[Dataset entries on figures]
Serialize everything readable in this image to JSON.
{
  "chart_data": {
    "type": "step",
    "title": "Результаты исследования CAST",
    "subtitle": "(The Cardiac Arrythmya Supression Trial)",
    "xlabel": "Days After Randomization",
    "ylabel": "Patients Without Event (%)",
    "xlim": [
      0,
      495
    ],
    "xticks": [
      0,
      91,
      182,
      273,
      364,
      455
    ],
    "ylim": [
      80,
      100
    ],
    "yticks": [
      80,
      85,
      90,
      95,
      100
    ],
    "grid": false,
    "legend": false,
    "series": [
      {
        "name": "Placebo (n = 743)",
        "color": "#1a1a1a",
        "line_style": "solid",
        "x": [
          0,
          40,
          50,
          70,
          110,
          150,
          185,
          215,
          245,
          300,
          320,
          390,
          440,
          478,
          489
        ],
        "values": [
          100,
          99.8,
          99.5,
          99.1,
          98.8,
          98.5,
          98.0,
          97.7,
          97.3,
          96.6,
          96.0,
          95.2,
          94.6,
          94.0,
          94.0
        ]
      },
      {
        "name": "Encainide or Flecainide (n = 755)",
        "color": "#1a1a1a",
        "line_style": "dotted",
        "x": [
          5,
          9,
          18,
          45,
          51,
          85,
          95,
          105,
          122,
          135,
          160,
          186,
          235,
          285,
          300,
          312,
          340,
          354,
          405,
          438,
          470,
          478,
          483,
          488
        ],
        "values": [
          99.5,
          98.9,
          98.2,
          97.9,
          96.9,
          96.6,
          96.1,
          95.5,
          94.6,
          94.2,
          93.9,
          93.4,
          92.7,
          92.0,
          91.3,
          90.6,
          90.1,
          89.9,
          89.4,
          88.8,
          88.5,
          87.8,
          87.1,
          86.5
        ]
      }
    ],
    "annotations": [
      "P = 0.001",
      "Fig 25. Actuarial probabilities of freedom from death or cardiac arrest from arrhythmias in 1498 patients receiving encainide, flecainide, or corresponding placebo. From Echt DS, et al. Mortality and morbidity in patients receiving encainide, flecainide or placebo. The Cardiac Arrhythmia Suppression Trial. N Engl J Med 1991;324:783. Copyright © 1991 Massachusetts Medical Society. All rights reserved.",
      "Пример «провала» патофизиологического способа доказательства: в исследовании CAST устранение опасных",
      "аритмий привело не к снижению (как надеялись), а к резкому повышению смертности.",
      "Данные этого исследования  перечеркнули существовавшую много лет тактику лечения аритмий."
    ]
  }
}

[Your goal]:
From the records, copy out each line that includes the string "CAST".

[Finished exercise]:
    "title": "Результаты исследования CAST",
      "Пример «провала» патофизиологического способа доказательства: в исследовании CAST устранение опасных",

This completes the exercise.